◆ Objective
The listing below is to be output in its exact form.

begin

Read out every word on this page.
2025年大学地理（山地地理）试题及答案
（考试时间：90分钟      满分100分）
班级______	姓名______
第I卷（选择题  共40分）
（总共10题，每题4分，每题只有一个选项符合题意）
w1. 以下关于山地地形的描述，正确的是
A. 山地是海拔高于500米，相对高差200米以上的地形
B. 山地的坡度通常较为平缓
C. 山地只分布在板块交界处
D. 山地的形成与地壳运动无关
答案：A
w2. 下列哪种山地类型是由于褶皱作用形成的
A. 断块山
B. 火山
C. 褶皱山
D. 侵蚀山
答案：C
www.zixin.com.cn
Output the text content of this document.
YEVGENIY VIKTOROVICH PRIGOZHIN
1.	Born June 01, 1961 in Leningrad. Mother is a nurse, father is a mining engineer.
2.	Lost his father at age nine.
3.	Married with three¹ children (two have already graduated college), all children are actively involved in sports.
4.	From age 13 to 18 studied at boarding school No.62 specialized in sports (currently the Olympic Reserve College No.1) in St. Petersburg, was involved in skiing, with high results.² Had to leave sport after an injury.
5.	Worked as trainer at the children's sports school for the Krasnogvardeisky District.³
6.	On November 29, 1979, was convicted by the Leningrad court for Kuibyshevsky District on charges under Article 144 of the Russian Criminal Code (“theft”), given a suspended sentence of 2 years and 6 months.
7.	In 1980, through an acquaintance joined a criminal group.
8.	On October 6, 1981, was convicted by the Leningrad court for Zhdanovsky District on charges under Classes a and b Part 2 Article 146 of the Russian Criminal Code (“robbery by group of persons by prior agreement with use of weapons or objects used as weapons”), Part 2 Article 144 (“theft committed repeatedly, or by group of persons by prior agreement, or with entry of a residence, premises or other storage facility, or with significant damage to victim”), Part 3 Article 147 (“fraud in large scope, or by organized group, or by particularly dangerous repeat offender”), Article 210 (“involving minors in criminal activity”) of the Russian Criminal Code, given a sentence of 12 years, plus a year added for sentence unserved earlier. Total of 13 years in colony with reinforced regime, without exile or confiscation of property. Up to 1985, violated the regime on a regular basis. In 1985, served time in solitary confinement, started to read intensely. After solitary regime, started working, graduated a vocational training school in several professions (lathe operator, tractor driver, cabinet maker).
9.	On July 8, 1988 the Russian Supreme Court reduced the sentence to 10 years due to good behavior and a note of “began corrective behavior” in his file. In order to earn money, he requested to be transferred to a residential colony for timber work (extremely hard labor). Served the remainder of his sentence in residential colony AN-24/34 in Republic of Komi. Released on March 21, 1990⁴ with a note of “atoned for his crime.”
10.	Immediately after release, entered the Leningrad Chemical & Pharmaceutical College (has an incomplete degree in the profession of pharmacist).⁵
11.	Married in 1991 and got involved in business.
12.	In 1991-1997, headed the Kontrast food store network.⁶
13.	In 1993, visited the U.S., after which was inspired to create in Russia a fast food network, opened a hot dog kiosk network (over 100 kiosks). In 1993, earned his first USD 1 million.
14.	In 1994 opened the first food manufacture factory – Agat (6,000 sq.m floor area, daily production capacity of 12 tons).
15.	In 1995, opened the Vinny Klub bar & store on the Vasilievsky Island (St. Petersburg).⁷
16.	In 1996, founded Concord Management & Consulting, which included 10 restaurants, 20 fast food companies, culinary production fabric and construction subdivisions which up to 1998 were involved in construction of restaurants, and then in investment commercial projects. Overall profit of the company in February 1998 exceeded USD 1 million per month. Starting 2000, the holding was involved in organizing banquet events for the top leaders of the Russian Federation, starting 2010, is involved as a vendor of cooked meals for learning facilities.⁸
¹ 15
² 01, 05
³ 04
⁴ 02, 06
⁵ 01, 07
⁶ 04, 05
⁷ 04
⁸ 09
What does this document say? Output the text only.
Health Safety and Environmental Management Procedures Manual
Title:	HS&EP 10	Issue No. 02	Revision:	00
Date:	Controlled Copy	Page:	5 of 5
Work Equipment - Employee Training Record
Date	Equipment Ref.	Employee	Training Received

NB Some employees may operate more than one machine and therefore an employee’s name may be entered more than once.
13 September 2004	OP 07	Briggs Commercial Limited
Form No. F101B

end

◆ Task answer
Read out every word on this page.
2025年大学地理（山地地理）试题及答案
（考试时间：90分钟      满分100分）
班级______	姓名______
第I卷（选择题  共40分）
（总共10题，每题4分，每题只有一个选项符合题意）
w1. 以下关于山地地形的描述，正确的是
A. 山地是海拔高于500米，相对高差200米以上的地形
B. 山地的坡度通常较为平缓
C. 山地只分布在板块交界处
D. 山地的形成与地壳运动无关
答案：A
w2. 下列哪种山地类型是由于褶皱作用形成的
A. 断块山
B. 火山
C. 褶皱山
D. 侵蚀山
答案：C
www.zixin.com.cn
Output the text content of this document.
YEVGENIY VIKTOROVICH PRIGOZHIN
1.	Born June 01, 1961 in Leningrad. Mother is a nurse, father is a mining engineer.
2.	Lost his father at age nine.
3.	Married with three¹ children (two have already graduated college), all children are actively involved in sports.
4.	From age 13 to 18 studied at boarding school No.62 specialized in sports (currently the Olympic Reserve College No.1) in St. Petersburg, was involved in skiing, with high results.² Had to leave sport after an injury.
5.	Worked as trainer at the children's sports school for the Krasnogvardeisky District.³
6.	On November 29, 1979, was convicted by the Leningrad court for Kuibyshevsky District on charges under Article 144 of the Russian Criminal Code (“theft”), given a suspended sentence of 2 years and 6 months.
7.	In 1980, through an acquaintance joined a criminal group.
8.	On October 6, 1981, was convicted by the Leningrad court for Zhdanovsky District on charges under Classes a and b Part 2 Article 146 of the Russian Criminal Code (“robbery by group of persons by prior agreement with use of weapons or objects used as weapons”), Part 2 Article 144 (“theft committed repeatedly, or by group of persons by prior agreement, or with entry of a residence, premises or other storage facility, or with significant damage to victim”), Part 3 Article 147 (“fraud in large scope, or by organized group, or by particularly dangerous repeat offender”), Article 210 (“involving minors in criminal activity”) of the Russian Criminal Code, given a sentence of 12 years, plus a year added for sentence unserved earlier. Total of 13 years in colony with reinforced regime, without exile or confiscation of property. Up to 1985, violated the regime on a regular basis. In 1985, served time in solitary confinement, started to read intensely. After solitary regime, started working, graduated a vocational training school in several professions (lathe operator, tractor driver, cabinet maker).
9.	On July 8, 1988 the Russian Supreme Court reduced the sentence to 10 years due to good behavior and a note of “began corrective behavior” in his file. In order to earn money, he requested to be transferred to a residential colony for timber work (extremely hard labor). Served the remainder of his sentence in residential colony AN-24/34 in Republic of Komi. Released on March 21, 1990⁴ with a note of “atoned for his crime.”
10.	Immediately after release, entered the Leningrad Chemical & Pharmaceutical College (has an incomplete degree in the profession of pharmacist).⁵
11.	Married in 1991 and got involved in business.
12.	In 1991-1997, headed the Kontrast food store network.⁶
13.	In 1993, visited the U.S., after which was inspired to create in Russia a fast food network, opened a hot dog kiosk network (over 100 kiosks). In 1993, earned his first USD 1 million.
14.	In 1994 opened the first food manufacture factory – Agat (6,000 sq.m floor area, daily production capacity of 12 tons).
15.	In 1995, opened the Vinny Klub bar & store on the Vasilievsky Island (St. Petersburg).⁷
16.	In 1996, founded Concord Management & Consulting, which included 10 restaurants, 20 fast food companies, culinary production fabric and construction subdivisions which up to 1998 were involved in construction of restaurants, and then in investment commercial projects. Overall profit of the company in February 1998 exceeded USD 1 million per month. Starting 2000, the holding was involved in organizing banquet events for the top leaders of the Russian Federation, starting 2010, is involved as a vendor of cooked meals for learning facilities.⁸
¹ 15
² 01, 05
³ 04
⁴ 02, 06
⁵ 01, 07
⁶ 04, 05
⁷ 04
⁸ 09
What does this document say? Output the text only.
Health Safety and Environmental Management Procedures Manual
Title:	HS&EP 10	Issue No. 02	Revision:	00
Date:	Controlled Copy	Page:	5 of 5
Work Equipment - Employee Training Record
Date	Equipment Ref.	Employee	Training Received

NB Some employees may operate more than one machine and therefore an employee’s name may be entered more than once.
13 September 2004	OP 07	Briggs Commercial Limited
Form No. F101B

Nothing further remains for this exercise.